Figure collection entries
○ ○ ○ ○ ○ ○ ○
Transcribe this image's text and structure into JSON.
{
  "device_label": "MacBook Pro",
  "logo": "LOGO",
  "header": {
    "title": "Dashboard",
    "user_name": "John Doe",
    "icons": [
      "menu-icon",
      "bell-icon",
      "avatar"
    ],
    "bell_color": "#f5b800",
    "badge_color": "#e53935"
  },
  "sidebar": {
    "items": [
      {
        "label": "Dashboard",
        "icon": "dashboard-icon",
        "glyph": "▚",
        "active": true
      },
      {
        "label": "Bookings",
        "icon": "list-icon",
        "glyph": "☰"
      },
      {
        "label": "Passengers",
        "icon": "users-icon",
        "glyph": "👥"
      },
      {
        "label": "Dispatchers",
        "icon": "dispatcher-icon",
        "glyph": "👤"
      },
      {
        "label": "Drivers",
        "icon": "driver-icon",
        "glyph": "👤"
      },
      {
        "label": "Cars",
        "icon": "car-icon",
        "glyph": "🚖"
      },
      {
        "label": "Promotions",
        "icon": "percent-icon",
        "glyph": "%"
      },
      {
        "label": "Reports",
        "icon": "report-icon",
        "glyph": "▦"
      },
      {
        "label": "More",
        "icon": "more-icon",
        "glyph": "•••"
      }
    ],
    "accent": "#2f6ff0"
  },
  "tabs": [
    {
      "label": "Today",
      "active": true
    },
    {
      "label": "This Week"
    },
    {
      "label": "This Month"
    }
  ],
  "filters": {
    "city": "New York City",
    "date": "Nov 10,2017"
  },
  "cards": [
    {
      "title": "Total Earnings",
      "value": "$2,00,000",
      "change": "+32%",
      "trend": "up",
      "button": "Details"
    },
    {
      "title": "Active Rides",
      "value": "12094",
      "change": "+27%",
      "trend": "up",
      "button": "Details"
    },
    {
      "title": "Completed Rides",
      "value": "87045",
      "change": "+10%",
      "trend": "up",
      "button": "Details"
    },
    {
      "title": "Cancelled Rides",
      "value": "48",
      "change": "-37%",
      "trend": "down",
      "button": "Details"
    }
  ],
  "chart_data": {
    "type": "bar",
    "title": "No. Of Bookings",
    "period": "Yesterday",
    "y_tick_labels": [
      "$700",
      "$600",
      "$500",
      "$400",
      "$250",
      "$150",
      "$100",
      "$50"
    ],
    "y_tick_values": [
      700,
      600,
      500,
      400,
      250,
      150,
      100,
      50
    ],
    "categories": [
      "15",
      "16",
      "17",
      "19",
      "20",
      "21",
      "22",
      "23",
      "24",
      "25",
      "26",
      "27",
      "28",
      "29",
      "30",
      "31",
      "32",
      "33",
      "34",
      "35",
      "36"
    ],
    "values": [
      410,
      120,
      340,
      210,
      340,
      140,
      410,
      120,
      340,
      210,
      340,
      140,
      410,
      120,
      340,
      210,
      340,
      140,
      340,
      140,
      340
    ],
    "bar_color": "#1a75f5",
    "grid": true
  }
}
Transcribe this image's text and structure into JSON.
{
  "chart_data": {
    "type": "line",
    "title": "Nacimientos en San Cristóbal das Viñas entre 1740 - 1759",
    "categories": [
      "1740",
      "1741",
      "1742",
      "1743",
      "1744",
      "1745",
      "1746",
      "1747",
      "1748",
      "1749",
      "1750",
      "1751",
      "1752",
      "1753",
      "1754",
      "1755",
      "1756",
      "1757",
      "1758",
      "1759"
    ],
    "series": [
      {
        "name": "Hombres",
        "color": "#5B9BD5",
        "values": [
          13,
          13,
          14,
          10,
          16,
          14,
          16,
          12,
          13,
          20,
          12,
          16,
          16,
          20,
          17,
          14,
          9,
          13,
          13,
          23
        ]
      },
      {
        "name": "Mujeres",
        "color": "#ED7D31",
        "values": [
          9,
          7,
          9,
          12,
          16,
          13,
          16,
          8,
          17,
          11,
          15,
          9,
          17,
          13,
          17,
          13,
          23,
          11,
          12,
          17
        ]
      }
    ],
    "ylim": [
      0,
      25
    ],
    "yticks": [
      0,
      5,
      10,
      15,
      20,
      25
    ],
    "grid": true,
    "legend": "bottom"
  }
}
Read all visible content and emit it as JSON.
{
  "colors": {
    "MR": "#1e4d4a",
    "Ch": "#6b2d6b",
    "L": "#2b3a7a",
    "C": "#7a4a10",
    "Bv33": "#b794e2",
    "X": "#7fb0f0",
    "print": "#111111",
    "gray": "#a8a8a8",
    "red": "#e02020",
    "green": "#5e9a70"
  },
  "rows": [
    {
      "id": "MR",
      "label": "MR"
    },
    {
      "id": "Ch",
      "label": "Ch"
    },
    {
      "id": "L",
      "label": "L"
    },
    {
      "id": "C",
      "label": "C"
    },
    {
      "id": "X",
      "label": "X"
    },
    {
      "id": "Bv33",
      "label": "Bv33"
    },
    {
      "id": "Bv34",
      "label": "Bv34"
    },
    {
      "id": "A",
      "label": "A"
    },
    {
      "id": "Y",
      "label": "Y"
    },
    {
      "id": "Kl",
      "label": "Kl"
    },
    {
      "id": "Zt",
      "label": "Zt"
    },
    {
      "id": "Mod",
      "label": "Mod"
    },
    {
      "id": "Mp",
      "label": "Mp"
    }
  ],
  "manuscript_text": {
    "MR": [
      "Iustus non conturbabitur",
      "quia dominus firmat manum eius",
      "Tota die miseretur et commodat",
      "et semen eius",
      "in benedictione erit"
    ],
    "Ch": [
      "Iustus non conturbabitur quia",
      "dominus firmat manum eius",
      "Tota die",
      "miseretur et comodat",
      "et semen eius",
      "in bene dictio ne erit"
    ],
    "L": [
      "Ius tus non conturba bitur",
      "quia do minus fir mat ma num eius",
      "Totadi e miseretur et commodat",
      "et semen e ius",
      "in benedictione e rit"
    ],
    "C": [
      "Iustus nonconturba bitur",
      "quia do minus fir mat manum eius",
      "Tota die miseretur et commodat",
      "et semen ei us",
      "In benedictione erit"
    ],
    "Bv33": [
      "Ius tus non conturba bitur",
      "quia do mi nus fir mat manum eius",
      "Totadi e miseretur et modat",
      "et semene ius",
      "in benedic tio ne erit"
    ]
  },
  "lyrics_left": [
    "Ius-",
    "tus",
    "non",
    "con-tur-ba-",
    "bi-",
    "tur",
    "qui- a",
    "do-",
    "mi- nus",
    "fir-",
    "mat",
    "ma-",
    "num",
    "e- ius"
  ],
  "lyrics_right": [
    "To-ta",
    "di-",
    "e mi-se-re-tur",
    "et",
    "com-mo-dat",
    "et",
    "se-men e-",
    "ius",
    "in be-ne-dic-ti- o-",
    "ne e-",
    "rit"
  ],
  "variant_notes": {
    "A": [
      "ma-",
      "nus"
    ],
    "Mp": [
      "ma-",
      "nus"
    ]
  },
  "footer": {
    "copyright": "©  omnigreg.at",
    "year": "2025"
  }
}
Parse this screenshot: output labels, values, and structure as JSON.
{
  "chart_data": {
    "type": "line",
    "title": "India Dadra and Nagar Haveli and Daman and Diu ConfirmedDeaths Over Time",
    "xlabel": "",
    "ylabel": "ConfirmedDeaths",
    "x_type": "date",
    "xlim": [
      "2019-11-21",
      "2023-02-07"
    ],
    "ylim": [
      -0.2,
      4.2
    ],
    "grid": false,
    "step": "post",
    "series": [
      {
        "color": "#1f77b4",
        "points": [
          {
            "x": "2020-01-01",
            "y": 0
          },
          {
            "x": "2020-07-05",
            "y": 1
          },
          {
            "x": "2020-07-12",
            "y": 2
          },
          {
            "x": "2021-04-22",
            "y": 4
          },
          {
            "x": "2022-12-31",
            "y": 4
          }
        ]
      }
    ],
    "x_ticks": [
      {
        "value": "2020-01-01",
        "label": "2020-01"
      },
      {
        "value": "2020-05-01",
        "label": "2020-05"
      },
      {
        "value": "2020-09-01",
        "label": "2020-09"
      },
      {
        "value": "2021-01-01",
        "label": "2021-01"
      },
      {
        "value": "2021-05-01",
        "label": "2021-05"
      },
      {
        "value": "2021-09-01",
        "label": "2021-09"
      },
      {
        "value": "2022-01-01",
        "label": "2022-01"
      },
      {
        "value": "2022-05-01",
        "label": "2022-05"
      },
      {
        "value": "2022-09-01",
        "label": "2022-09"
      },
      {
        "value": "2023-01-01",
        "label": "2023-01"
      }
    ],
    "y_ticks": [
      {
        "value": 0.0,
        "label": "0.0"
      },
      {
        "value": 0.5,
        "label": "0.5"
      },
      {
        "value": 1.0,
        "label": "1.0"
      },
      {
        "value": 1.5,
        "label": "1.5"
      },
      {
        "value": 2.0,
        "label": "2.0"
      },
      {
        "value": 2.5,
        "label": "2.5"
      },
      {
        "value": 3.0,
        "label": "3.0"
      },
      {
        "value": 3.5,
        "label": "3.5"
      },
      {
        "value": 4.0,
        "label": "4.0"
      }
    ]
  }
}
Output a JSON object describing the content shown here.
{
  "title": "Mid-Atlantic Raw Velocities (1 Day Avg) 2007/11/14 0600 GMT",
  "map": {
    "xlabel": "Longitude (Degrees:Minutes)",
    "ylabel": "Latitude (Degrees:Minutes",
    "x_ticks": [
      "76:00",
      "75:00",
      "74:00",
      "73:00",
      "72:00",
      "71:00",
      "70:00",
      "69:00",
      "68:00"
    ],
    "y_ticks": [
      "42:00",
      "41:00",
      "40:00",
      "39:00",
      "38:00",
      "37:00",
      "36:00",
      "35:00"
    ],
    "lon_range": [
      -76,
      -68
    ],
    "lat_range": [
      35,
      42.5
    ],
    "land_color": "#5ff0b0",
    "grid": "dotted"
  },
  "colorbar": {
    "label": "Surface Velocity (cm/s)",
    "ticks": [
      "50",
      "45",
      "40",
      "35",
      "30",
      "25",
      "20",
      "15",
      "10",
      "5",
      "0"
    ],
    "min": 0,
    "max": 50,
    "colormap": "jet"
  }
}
○ ○ ○ ○ ○ ○ ○
# REQUIREMENT
Gather each line in the data that holds the string "xlabel".

# REPLY
    "xlabel": "",
    "xlabel": "Longitude (Degrees:Minutes)",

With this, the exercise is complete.